(Collected data)
□ □ □ □ □
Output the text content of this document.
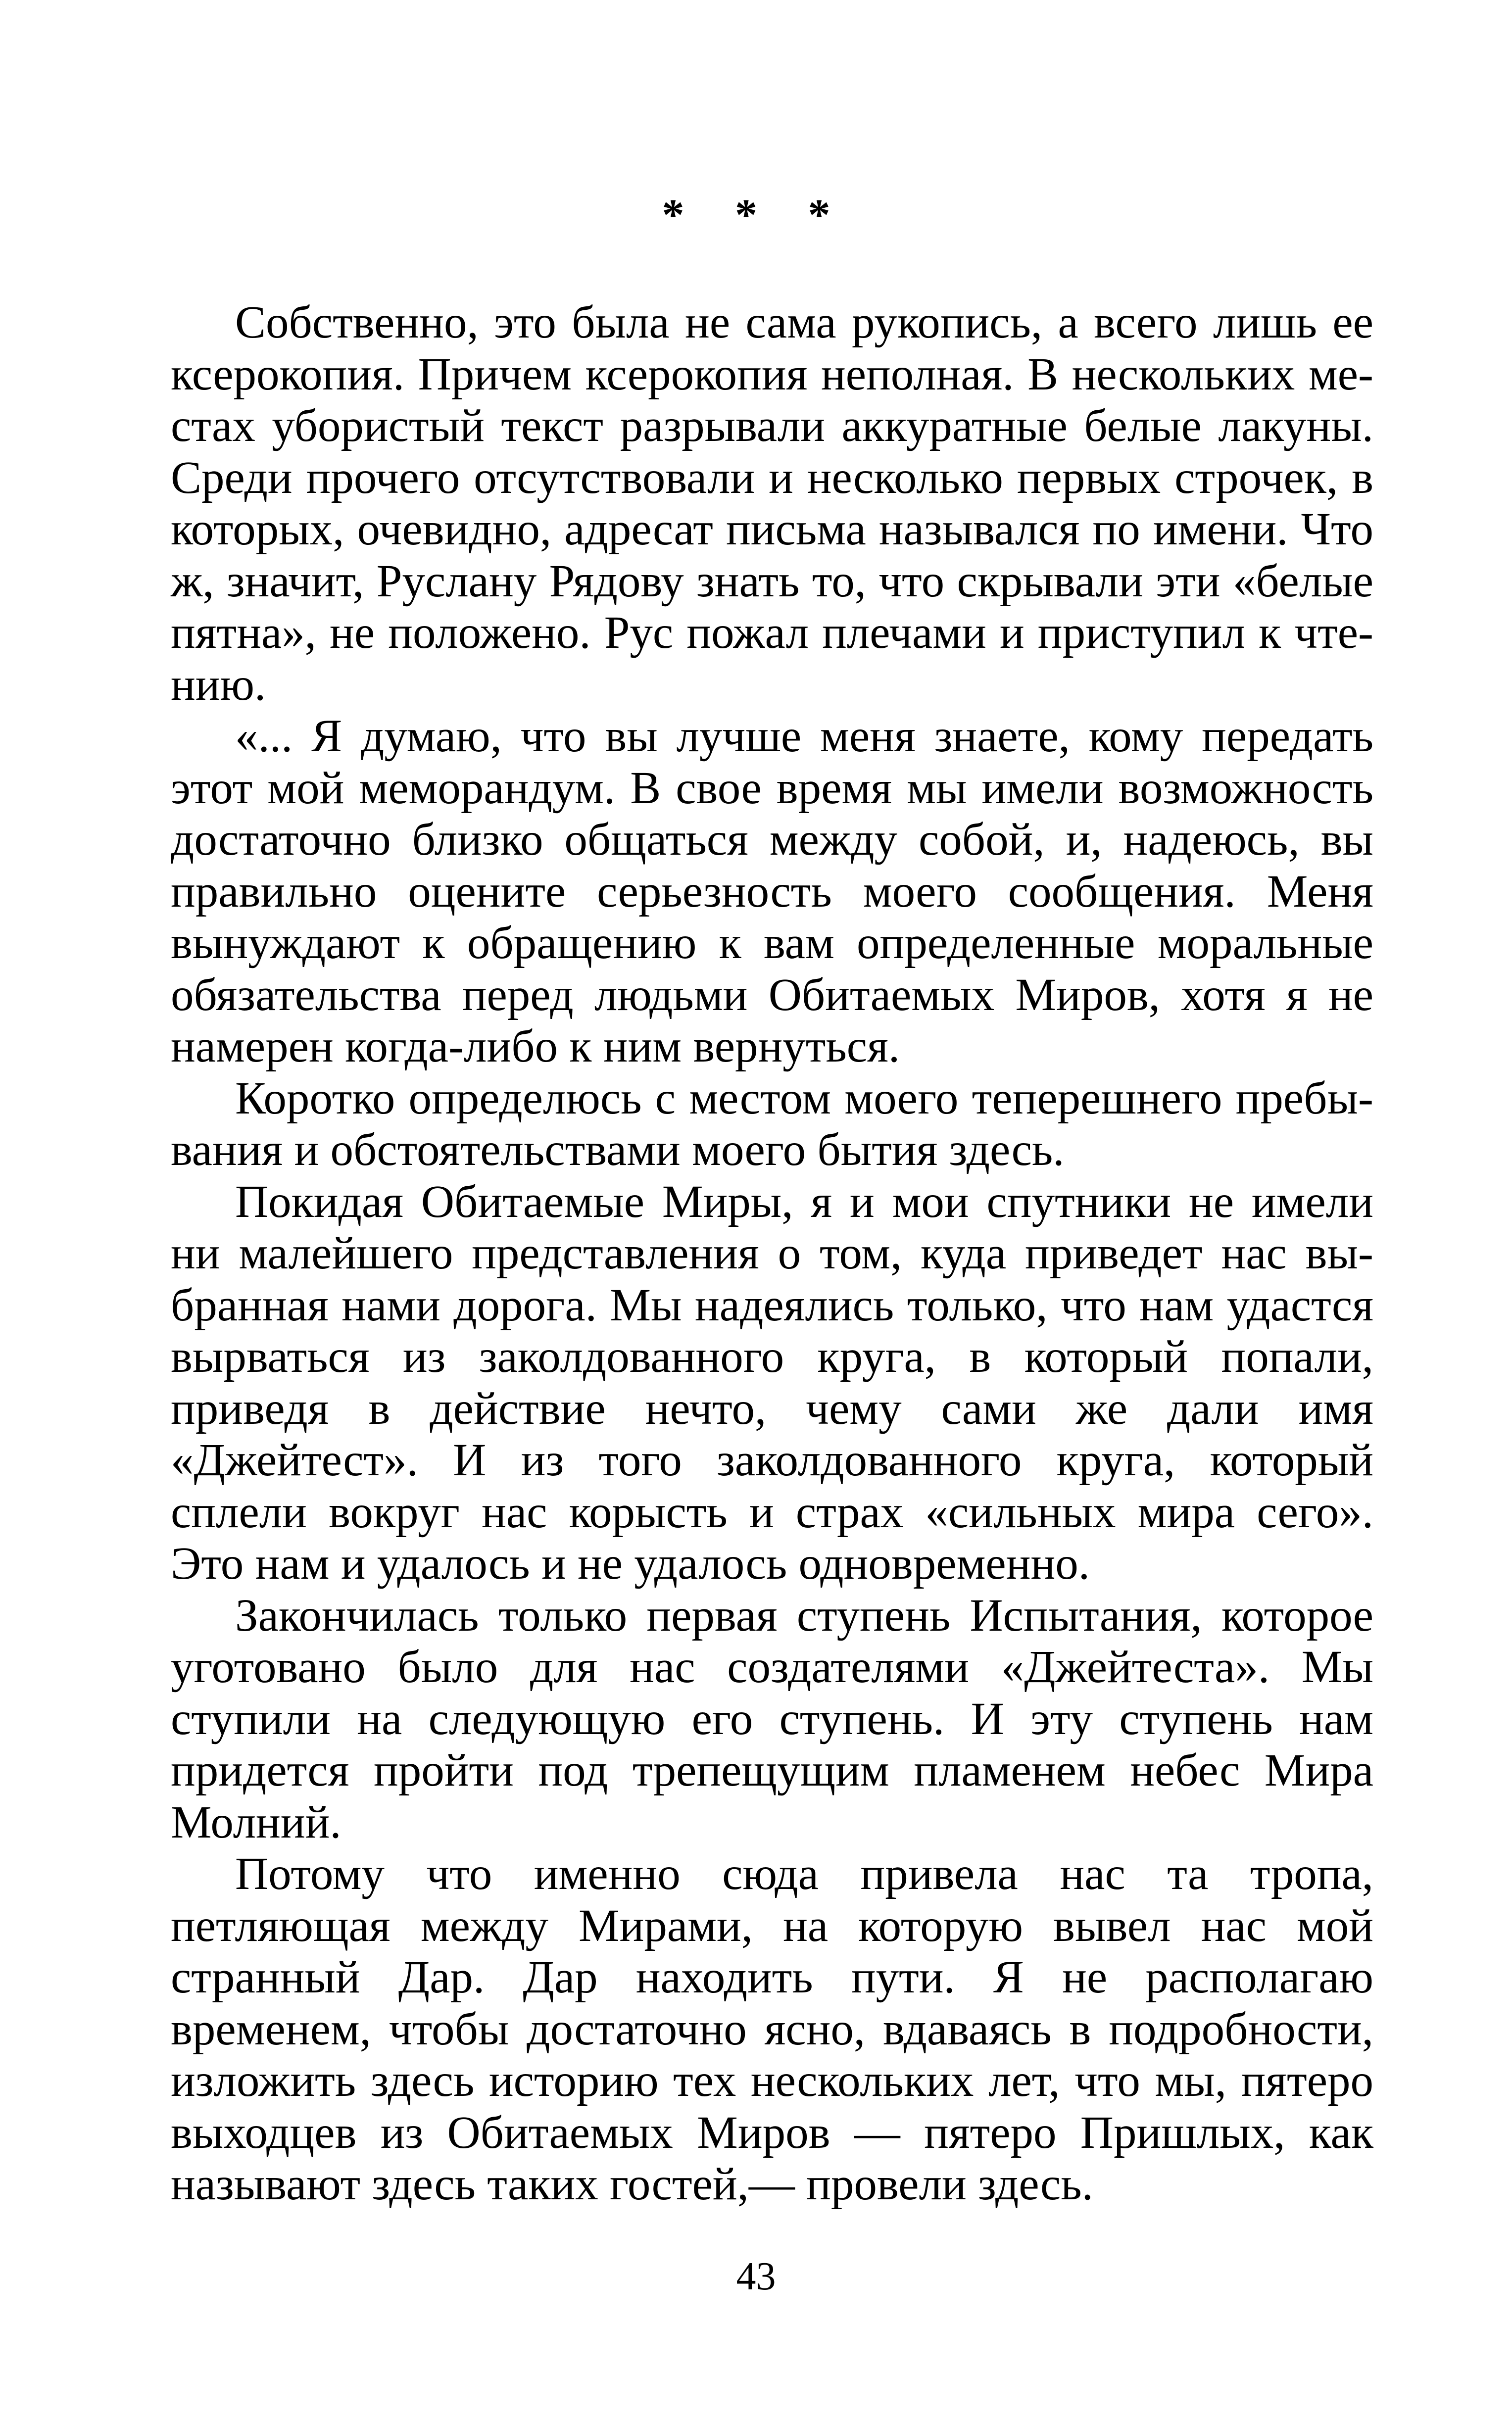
* * *

Собственно, это была не сама рукопись, а всего лишь ее ксерокопия. Причем ксерокопия неполная. В нескольких местах убористый текст разрывали аккуратные белые лакуны. Среди прочего отсутствовали и несколько первых строчек, в которых, очевидно, адресат письма назывался по имени. Что ж, значит, Руслану Рядову знать то, что скрывали эти «белые пятна», не положено. Рус пожал плечами и приступил к чтению.

«... Я думаю, что вы лучше меня знаете, кому передать этот мой меморандум. В свое время мы имели возможность достаточно близко общаться между собой, и, надеюсь, вы правильно оцените серьезность моего сообщения. Меня вынуждают к обращению к вам определенные моральные обязательства перед людьми Обитаемых Миров, хотя я не намерен когда-либо к ним вернуться.

Коротко определюсь с местом моего теперешнего пребывания и обстоятельствами моего бытия здесь.

Покидая Обитаемые Миры, я и мои спутники не имели ни малейшего представления о том, куда приведет нас выбранная нами дорога. Мы надеялись только, что нам удастся вырваться из заколдованного круга, в который попали, приведя в действие нечто, чему сами же дали имя «Джейтест». И из того заколдованного круга, который сплели вокруг нас корысть и страх «сильных мира сего». Это нам и удалось и не удалось одновременно.

Закончилась только первая ступень Испытания, которое уготовано было для нас создателями «Джейтеста». Мы ступили на следующую его ступень. И эту ступень нам придется пройти под трепещущим пламенем небес Мира Молний.

Потому что именно сюда привела нас та тропа, петляющая между Мирами, на которую вывел нас мой странный Дар. Дар находить пути. Я не располагаю временем, чтобы достаточно ясно, вдаваясь в подробности, изложить здесь историю тех нескольких лет, что мы, пятеро выходцев из Обитаемых Миров — пятеро Пришлых, как называют здесь таких гостей,— провели здесь.

43
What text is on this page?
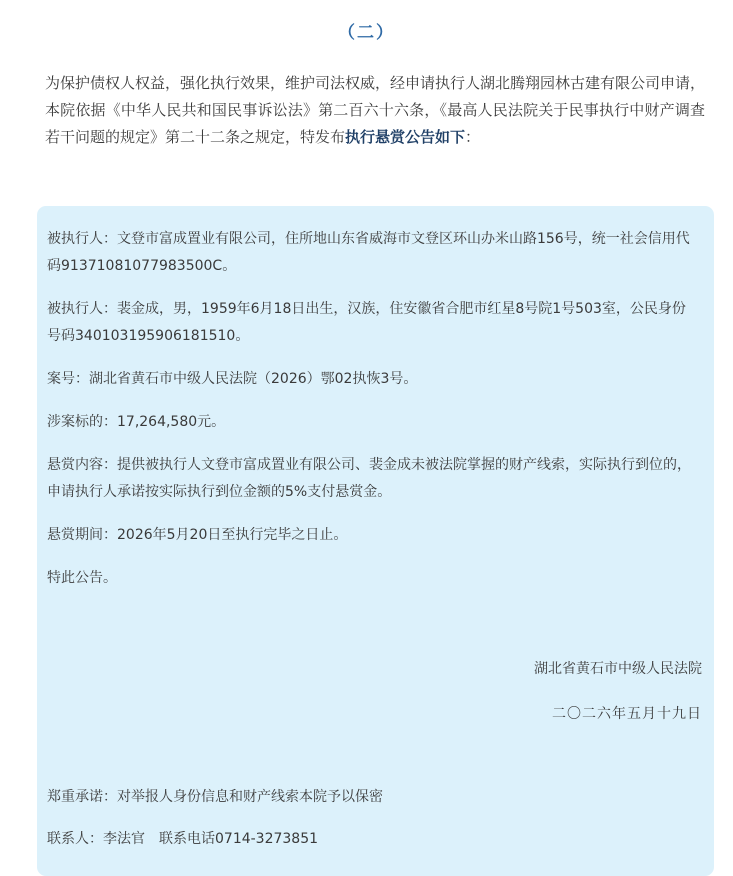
（二）
为保护债权人权益，强化执行效果，维护司法权威，经申请执行人湖北腾翔园林古建有限公司申请，本院依据《中华人民共和国民事诉讼法》第二百六十六条，《最高人民法院关于民事执行中财产调查若干问题的规定》第二十二条之规定，特发布执行悬赏公告如下：

被执行人：文登市富成置业有限公司，住所地山东省威海市文登区环山办米山路156号，统一社会信用代码91371081077983500C。

被执行人：裴金成，男，1959年6月18日出生，汉族，住安徽省合肥市红星8号院1号503室，公民身份号码340103195906181510。

案号：湖北省黄石市中级人民法院（2026）鄂02执恢3号。

涉案标的：17,264,580元。

悬赏内容：提供被执行人文登市富成置业有限公司、裴金成未被法院掌握的财产线索，实际执行到位的，申请执行人承诺按实际执行到位金额的5%支付悬赏金。

悬赏期间：2026年5月20日至执行完毕之日止。

特此公告。

湖北省黄石市中级人民法院
二〇二六年五月十九日
郑重承诺：对举报人身份信息和财产线索本院予以保密
联系人：李法官 联系电话0714-3273851
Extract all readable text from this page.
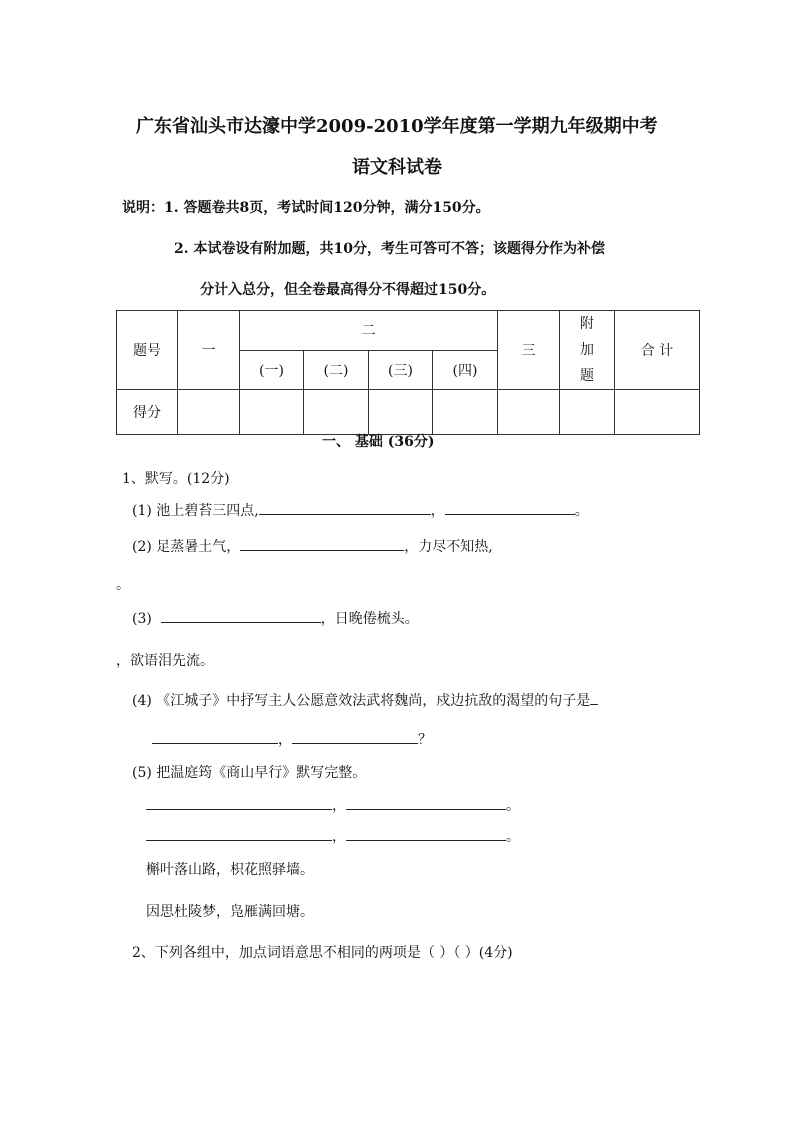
广东省汕头市达濠中学2009-2010学年度第一学期九年级期中考
语文科试卷
说明：1. 答题卷共8页，考试时间120分钟，满分150分。
2. 本试卷设有附加题，共10分，考生可答可不答；该题得分作为补偿
分计入总分，但全卷最高得分不得超过150分。
题号	一	二				三	附加题	合 计
		(一)	(二)	(三)	(四)			
得分								
一、 基础 (36分)
1、默写。(12分)
(1) 池上碧苔三四点,	，	。
(2) 足蒸暑土气，	，力尽不知热,
。
(3)	，日晚倦梳头。
，欲语泪先流。
(4) 《江城子》中抒写主人公愿意效法武将魏尚，戍边抗敌的渴望的句子是
，	？
(5) 把温庭筠《商山早行》默写完整。
，	。
，	。
槲叶落山路，枳花照驿墙。
因思杜陵梦，凫雁满回塘。
2、下列各组中，加点词语意思不相同的两项是（ ）（ ）(4分)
□ □ □ □ □
» WHAT TO WORK ON
From the line containing "Extract all readable text from this page." down to the final line of the listing above, write out only those lines exactly as they are, minus the pictures.

» ANSWER TO THIS PROBLEM
Extract all readable text from this page.
广东省汕头市达濠中学2009-2010学年度第一学期九年级期中考
语文科试卷
说明：1. 答题卷共8页，考试时间120分钟，满分150分。
2. 本试卷设有附加题，共10分，考生可答可不答；该题得分作为补偿
分计入总分，但全卷最高得分不得超过150分。
题号	一	二				三	附加题	合 计
		(一)	(二)	(三)	(四)			
得分								
一、 基础 (36分)
1、默写。(12分)
(1) 池上碧苔三四点,	，	。
(2) 足蒸暑土气，	，力尽不知热,
。
(3)	，日晚倦梳头。
，欲语泪先流。
(4) 《江城子》中抒写主人公愿意效法武将魏尚，戍边抗敌的渴望的句子是
，	？
(5) 把温庭筠《商山早行》默写完整。
，	。
，	。
槲叶落山路，枳花照驿墙。
因思杜陵梦，凫雁满回塘。
2、下列各组中，加点词语意思不相同的两项是（ ）（ ）(4分)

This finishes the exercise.